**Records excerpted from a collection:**
--- START ---
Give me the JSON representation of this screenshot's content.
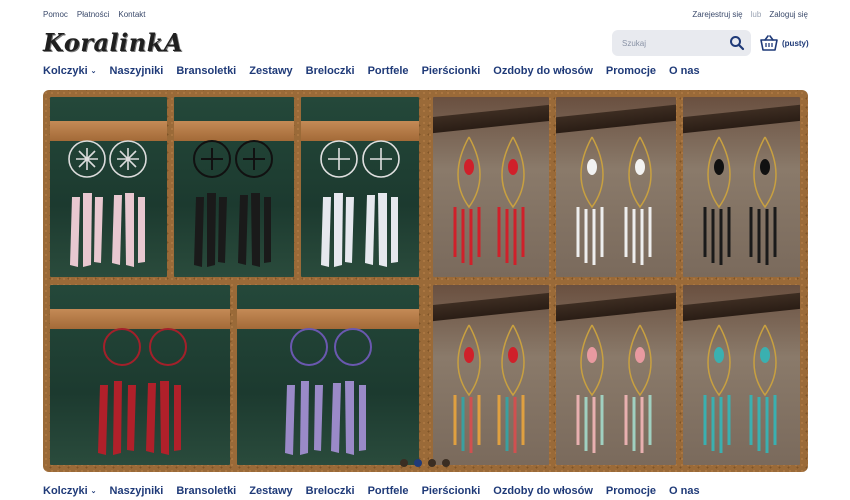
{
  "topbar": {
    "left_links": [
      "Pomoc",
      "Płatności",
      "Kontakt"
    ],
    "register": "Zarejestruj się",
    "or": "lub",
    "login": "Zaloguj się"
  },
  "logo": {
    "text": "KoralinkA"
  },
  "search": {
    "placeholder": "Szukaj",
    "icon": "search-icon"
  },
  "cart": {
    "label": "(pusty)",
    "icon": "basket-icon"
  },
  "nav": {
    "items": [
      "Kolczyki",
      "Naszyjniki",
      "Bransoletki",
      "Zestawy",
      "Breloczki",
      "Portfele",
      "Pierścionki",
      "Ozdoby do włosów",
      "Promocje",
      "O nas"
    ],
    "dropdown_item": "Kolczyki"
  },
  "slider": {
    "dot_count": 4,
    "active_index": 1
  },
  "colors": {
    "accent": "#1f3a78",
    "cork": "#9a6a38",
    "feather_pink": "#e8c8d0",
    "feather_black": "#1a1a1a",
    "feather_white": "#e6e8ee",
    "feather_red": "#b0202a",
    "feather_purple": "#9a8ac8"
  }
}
--- END ---
--- START ---
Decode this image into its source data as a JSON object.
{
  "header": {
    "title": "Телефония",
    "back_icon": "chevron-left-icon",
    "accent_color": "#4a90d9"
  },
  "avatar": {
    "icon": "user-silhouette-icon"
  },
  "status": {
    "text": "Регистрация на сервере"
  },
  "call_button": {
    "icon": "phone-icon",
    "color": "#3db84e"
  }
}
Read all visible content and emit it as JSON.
--- END ---
**WHAT NEEDS TO BE DONE:** Repeat word for word the stretch of lines from the one with "Decode this image" down to the one with "Read all visible content and emit it as JSON.", both included.

**THE ANSWER:**
Decode this image into its source data as a JSON object.
{
  "header": {
    "title": "Телефония",
    "back_icon": "chevron-left-icon",
    "accent_color": "#4a90d9"
  },
  "avatar": {
    "icon": "user-silhouette-icon"
  },
  "status": {
    "text": "Регистрация на сервере"
  },
  "call_button": {
    "icon": "phone-icon",
    "color": "#3db84e"
  }
}
Read all visible content and emit it as JSON.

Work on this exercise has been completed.